Do this: Write the listing below out again exactly, dropping the images.

━━━━━━━━

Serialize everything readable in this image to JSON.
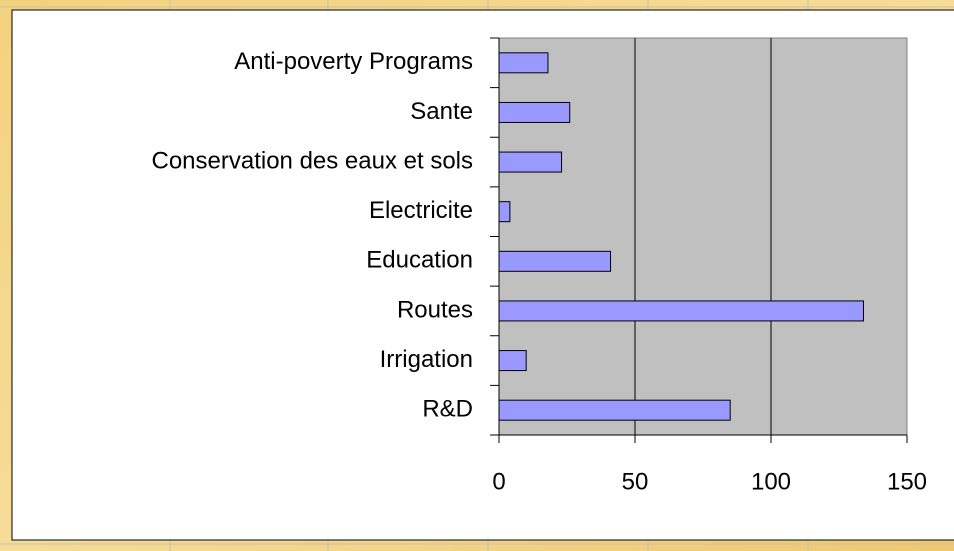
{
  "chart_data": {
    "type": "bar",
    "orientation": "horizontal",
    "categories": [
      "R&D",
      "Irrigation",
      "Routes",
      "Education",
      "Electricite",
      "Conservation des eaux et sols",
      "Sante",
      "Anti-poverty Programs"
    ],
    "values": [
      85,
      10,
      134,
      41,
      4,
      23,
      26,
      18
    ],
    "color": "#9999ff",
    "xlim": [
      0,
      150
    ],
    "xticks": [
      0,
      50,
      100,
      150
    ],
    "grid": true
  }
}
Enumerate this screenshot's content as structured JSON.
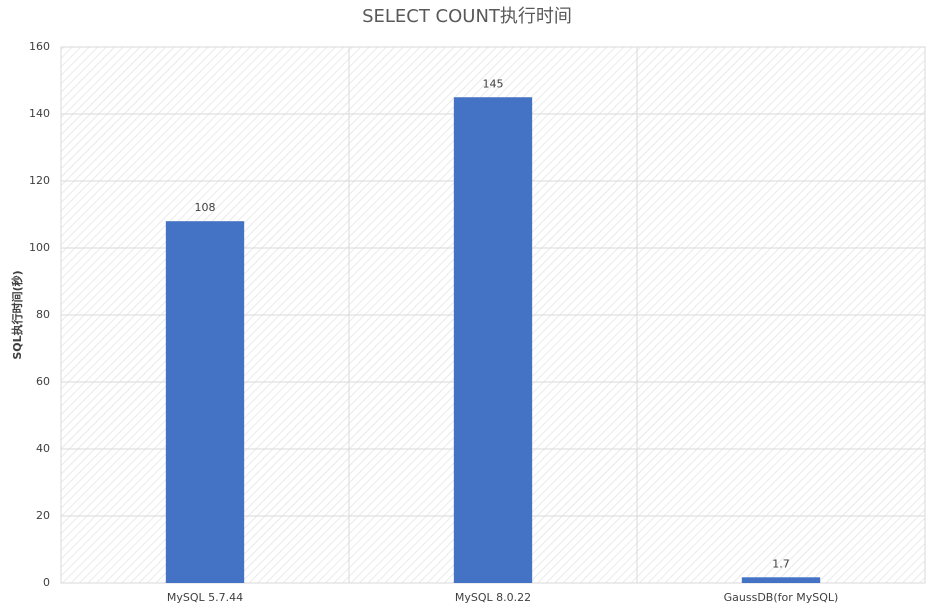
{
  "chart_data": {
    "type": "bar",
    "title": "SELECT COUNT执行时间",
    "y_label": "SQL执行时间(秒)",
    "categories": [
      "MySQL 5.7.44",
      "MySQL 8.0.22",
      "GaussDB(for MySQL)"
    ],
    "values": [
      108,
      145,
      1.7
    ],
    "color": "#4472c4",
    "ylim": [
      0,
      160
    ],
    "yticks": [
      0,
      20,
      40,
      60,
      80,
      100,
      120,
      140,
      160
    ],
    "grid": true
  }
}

━━━━━━━━

Solution:
Serialize everything readable in this image to JSON.
{
  "chart_data": {
    "type": "bar",
    "orientation": "horizontal",
    "categories": [
      "R&D",
      "Irrigation",
      "Routes",
      "Education",
      "Electricite",
      "Conservation des eaux et sols",
      "Sante",
      "Anti-poverty Programs"
    ],
    "values": [
      85,
      10,
      134,
      41,
      4,
      23,
      26,
      18
    ],
    "color": "#9999ff",
    "xlim": [
      0,
      150
    ],
    "xticks": [
      0,
      50,
      100,
      150
    ],
    "grid": true
  }
}
Enumerate this screenshot's content as structured JSON.
{
  "chart_data": {
    "type": "bar",
    "title": "SELECT COUNT执行时间",
    "y_label": "SQL执行时间(秒)",
    "categories": [
      "MySQL 5.7.44",
      "MySQL 8.0.22",
      "GaussDB(for MySQL)"
    ],
    "values": [
      108,
      145,
      1.7
    ],
    "color": "#4472c4",
    "ylim": [
      0,
      160
    ],
    "yticks": [
      0,
      20,
      40,
      60,
      80,
      100,
      120,
      140,
      160
    ],
    "grid": true
  }
}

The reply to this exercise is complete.